▸ **Description of the task**
Can you transcribe every line exactly and leave the pictures behind?

********

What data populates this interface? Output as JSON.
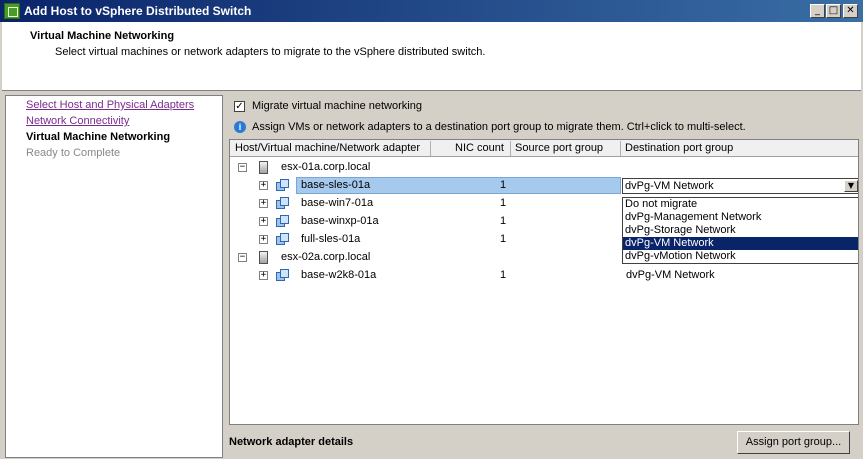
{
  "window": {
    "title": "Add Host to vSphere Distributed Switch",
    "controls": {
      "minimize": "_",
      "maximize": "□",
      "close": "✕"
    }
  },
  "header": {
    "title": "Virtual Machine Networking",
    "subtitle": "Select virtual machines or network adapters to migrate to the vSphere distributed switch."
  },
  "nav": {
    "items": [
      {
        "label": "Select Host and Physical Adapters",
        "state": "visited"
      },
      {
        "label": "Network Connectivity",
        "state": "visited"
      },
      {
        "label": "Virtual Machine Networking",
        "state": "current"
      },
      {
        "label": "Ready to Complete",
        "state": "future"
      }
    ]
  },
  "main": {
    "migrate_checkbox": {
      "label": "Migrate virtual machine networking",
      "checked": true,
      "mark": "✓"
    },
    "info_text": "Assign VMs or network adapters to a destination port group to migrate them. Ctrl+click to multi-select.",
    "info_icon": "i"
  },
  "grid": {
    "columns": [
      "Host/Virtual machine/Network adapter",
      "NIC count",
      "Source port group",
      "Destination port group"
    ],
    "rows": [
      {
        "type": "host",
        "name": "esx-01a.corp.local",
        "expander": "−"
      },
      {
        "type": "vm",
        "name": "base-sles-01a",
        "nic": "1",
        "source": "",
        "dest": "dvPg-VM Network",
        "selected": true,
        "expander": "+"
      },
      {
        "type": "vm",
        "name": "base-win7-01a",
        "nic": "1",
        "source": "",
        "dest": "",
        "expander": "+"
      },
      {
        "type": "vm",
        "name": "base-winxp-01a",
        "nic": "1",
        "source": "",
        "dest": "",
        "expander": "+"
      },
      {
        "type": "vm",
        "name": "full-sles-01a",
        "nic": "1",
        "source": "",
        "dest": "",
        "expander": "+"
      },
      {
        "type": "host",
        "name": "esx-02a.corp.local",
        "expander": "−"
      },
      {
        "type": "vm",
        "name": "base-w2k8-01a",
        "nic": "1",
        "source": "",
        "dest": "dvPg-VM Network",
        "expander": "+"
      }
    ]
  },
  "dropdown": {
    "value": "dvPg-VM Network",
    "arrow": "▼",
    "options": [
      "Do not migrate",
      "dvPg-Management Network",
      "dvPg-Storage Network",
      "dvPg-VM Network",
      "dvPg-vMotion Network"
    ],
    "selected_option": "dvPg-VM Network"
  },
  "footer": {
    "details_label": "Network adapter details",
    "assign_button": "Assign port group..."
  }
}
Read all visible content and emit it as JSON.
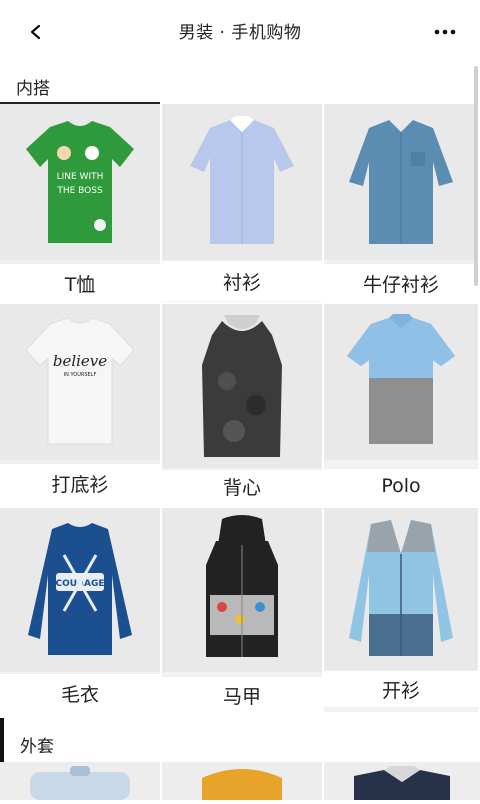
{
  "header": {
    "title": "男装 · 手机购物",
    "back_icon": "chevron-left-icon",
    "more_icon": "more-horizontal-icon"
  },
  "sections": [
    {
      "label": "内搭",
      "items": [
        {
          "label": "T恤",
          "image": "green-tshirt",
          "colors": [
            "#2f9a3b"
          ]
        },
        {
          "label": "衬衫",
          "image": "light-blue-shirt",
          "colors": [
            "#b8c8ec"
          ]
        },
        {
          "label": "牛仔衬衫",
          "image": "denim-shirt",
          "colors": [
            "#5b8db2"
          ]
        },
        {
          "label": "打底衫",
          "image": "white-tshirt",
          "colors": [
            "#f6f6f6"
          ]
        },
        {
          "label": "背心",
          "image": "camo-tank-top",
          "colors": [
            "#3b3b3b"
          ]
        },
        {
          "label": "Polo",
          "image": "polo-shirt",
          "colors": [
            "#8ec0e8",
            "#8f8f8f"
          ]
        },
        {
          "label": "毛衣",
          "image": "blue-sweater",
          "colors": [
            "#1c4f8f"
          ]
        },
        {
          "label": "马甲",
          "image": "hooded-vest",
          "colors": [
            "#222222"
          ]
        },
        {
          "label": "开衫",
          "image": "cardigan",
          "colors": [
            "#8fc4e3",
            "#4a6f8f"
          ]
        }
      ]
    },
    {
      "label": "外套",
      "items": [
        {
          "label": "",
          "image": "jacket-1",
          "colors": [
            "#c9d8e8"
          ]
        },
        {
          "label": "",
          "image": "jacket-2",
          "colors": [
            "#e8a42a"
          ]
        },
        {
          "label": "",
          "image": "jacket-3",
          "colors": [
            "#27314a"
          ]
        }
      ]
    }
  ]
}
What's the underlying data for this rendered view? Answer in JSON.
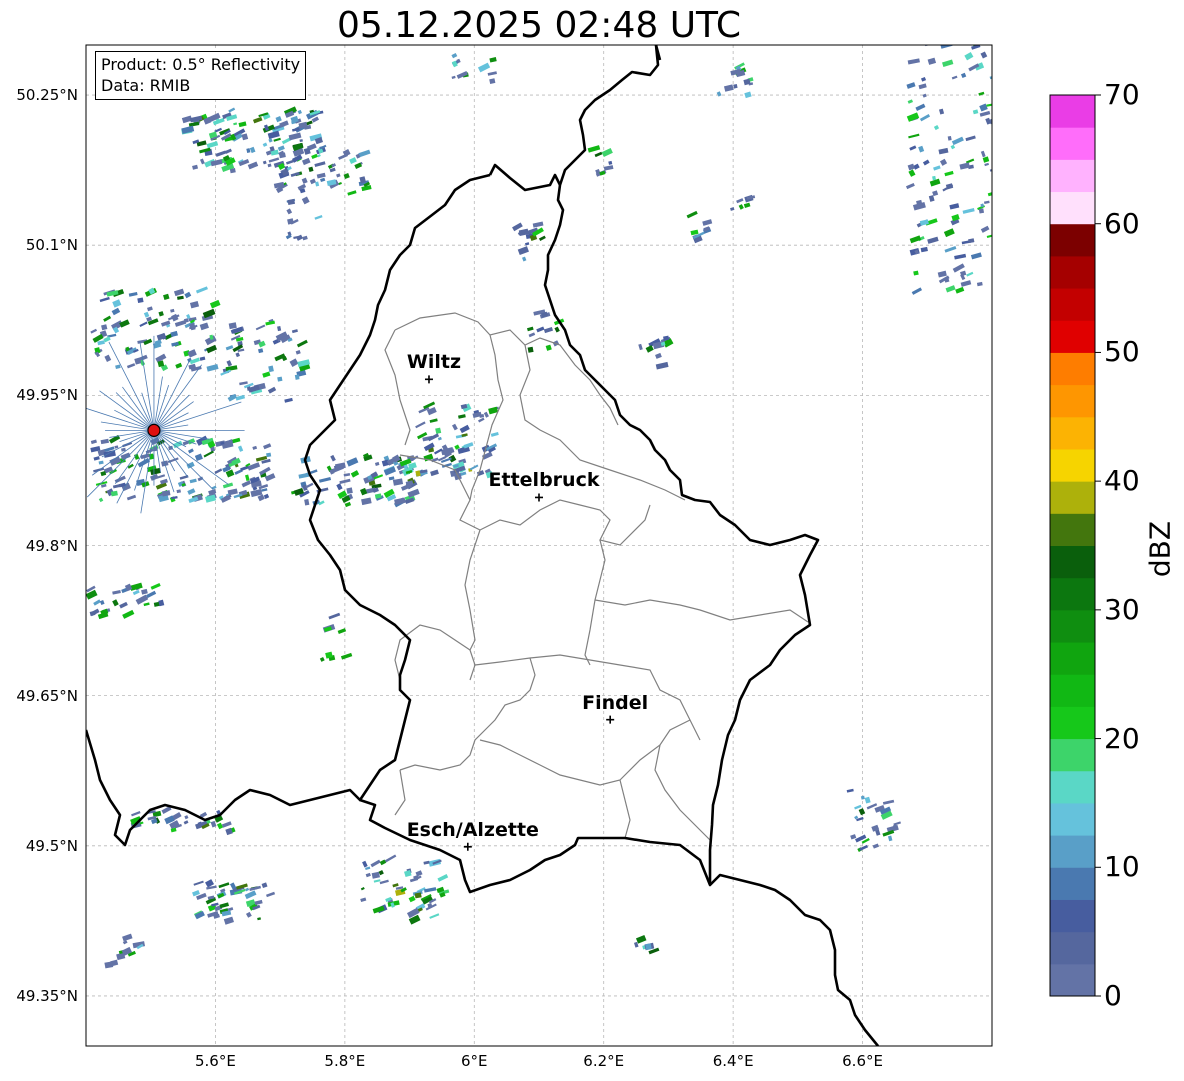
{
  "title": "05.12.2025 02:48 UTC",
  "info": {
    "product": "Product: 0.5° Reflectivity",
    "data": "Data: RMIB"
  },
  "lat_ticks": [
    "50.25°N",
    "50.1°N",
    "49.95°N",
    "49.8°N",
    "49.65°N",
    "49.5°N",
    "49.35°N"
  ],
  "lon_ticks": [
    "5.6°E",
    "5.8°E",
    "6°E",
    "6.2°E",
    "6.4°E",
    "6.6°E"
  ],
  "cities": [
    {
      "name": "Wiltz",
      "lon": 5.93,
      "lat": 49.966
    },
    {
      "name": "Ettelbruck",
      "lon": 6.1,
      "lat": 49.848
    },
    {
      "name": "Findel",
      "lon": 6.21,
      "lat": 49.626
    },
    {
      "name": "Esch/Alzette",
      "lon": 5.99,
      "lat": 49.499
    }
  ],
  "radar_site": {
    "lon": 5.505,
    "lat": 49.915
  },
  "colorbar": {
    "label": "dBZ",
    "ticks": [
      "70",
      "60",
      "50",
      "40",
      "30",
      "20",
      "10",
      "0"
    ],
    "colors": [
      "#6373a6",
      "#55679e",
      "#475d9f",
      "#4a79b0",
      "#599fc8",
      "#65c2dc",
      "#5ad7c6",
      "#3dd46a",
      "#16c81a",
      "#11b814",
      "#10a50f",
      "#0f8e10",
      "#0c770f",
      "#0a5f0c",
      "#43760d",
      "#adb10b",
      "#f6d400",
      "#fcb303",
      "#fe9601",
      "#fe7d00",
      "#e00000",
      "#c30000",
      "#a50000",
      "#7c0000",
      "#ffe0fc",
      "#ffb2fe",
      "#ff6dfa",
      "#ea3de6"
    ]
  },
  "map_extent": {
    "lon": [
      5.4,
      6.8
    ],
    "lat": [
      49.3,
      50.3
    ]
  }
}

********

▸ **Full solution**
What data populates this interface? Output as JSON.
{
  "window": {
    "title": "Add Host to vSphere Distributed Switch",
    "controls": {
      "minimize": "_",
      "maximize": "□",
      "close": "✕"
    }
  },
  "header": {
    "title": "Virtual Machine Networking",
    "subtitle": "Select virtual machines or network adapters to migrate to the vSphere distributed switch."
  },
  "nav": {
    "items": [
      {
        "label": "Select Host and Physical Adapters",
        "state": "visited"
      },
      {
        "label": "Network Connectivity",
        "state": "visited"
      },
      {
        "label": "Virtual Machine Networking",
        "state": "current"
      },
      {
        "label": "Ready to Complete",
        "state": "future"
      }
    ]
  },
  "main": {
    "migrate_checkbox": {
      "label": "Migrate virtual machine networking",
      "checked": true,
      "mark": "✓"
    },
    "info_text": "Assign VMs or network adapters to a destination port group to migrate them. Ctrl+click to multi-select.",
    "info_icon": "i"
  },
  "grid": {
    "columns": [
      "Host/Virtual machine/Network adapter",
      "NIC count",
      "Source port group",
      "Destination port group"
    ],
    "rows": [
      {
        "type": "host",
        "name": "esx-01a.corp.local",
        "expander": "−"
      },
      {
        "type": "vm",
        "name": "base-sles-01a",
        "nic": "1",
        "source": "",
        "dest": "dvPg-VM Network",
        "selected": true,
        "expander": "+"
      },
      {
        "type": "vm",
        "name": "base-win7-01a",
        "nic": "1",
        "source": "",
        "dest": "",
        "expander": "+"
      },
      {
        "type": "vm",
        "name": "base-winxp-01a",
        "nic": "1",
        "source": "",
        "dest": "",
        "expander": "+"
      },
      {
        "type": "vm",
        "name": "full-sles-01a",
        "nic": "1",
        "source": "",
        "dest": "",
        "expander": "+"
      },
      {
        "type": "host",
        "name": "esx-02a.corp.local",
        "expander": "−"
      },
      {
        "type": "vm",
        "name": "base-w2k8-01a",
        "nic": "1",
        "source": "",
        "dest": "dvPg-VM Network",
        "expander": "+"
      }
    ]
  },
  "dropdown": {
    "value": "dvPg-VM Network",
    "arrow": "▼",
    "options": [
      "Do not migrate",
      "dvPg-Management Network",
      "dvPg-Storage Network",
      "dvPg-VM Network",
      "dvPg-vMotion Network"
    ],
    "selected_option": "dvPg-VM Network"
  },
  "footer": {
    "details_label": "Network adapter details",
    "assign_button": "Assign port group..."
  }
}
Read all visible content and emit it as JSON.
{
  "header": {
    "title": "男装 · 手机购物",
    "back_icon": "chevron-left-icon",
    "more_icon": "more-horizontal-icon"
  },
  "sections": [
    {
      "label": "内搭",
      "items": [
        {
          "label": "T恤",
          "image": "green-tshirt",
          "colors": [
            "#2f9a3b"
          ]
        },
        {
          "label": "衬衫",
          "image": "light-blue-shirt",
          "colors": [
            "#b8c8ec"
          ]
        },
        {
          "label": "牛仔衬衫",
          "image": "denim-shirt",
          "colors": [
            "#5b8db2"
          ]
        },
        {
          "label": "打底衫",
          "image": "white-tshirt",
          "colors": [
            "#f6f6f6"
          ]
        },
        {
          "label": "背心",
          "image": "camo-tank-top",
          "colors": [
            "#3b3b3b"
          ]
        },
        {
          "label": "Polo",
          "image": "polo-shirt",
          "colors": [
            "#8ec0e8",
            "#8f8f8f"
          ]
        },
        {
          "label": "毛衣",
          "image": "blue-sweater",
          "colors": [
            "#1c4f8f"
          ]
        },
        {
          "label": "马甲",
          "image": "hooded-vest",
          "colors": [
            "#222222"
          ]
        },
        {
          "label": "开衫",
          "image": "cardigan",
          "colors": [
            "#8fc4e3",
            "#4a6f8f"
          ]
        }
      ]
    },
    {
      "label": "外套",
      "items": [
        {
          "label": "",
          "image": "jacket-1",
          "colors": [
            "#c9d8e8"
          ]
        },
        {
          "label": "",
          "image": "jacket-2",
          "colors": [
            "#e8a42a"
          ]
        },
        {
          "label": "",
          "image": "jacket-3",
          "colors": [
            "#27314a"
          ]
        }
      ]
    }
  ]
}
What's the underlying data for this rendered view? Answer in JSON.
{
  "title": "05.12.2025 02:48 UTC",
  "info": {
    "product": "Product: 0.5° Reflectivity",
    "data": "Data: RMIB"
  },
  "lat_ticks": [
    "50.25°N",
    "50.1°N",
    "49.95°N",
    "49.8°N",
    "49.65°N",
    "49.5°N",
    "49.35°N"
  ],
  "lon_ticks": [
    "5.6°E",
    "5.8°E",
    "6°E",
    "6.2°E",
    "6.4°E",
    "6.6°E"
  ],
  "cities": [
    {
      "name": "Wiltz",
      "lon": 5.93,
      "lat": 49.966
    },
    {
      "name": "Ettelbruck",
      "lon": 6.1,
      "lat": 49.848
    },
    {
      "name": "Findel",
      "lon": 6.21,
      "lat": 49.626
    },
    {
      "name": "Esch/Alzette",
      "lon": 5.99,
      "lat": 49.499
    }
  ],
  "radar_site": {
    "lon": 5.505,
    "lat": 49.915
  },
  "colorbar": {
    "label": "dBZ",
    "ticks": [
      "70",
      "60",
      "50",
      "40",
      "30",
      "20",
      "10",
      "0"
    ],
    "colors": [
      "#6373a6",
      "#55679e",
      "#475d9f",
      "#4a79b0",
      "#599fc8",
      "#65c2dc",
      "#5ad7c6",
      "#3dd46a",
      "#16c81a",
      "#11b814",
      "#10a50f",
      "#0f8e10",
      "#0c770f",
      "#0a5f0c",
      "#43760d",
      "#adb10b",
      "#f6d400",
      "#fcb303",
      "#fe9601",
      "#fe7d00",
      "#e00000",
      "#c30000",
      "#a50000",
      "#7c0000",
      "#ffe0fc",
      "#ffb2fe",
      "#ff6dfa",
      "#ea3de6"
    ]
  },
  "map_extent": {
    "lon": [
      5.4,
      6.8
    ],
    "lat": [
      49.3,
      50.3
    ]
  }
}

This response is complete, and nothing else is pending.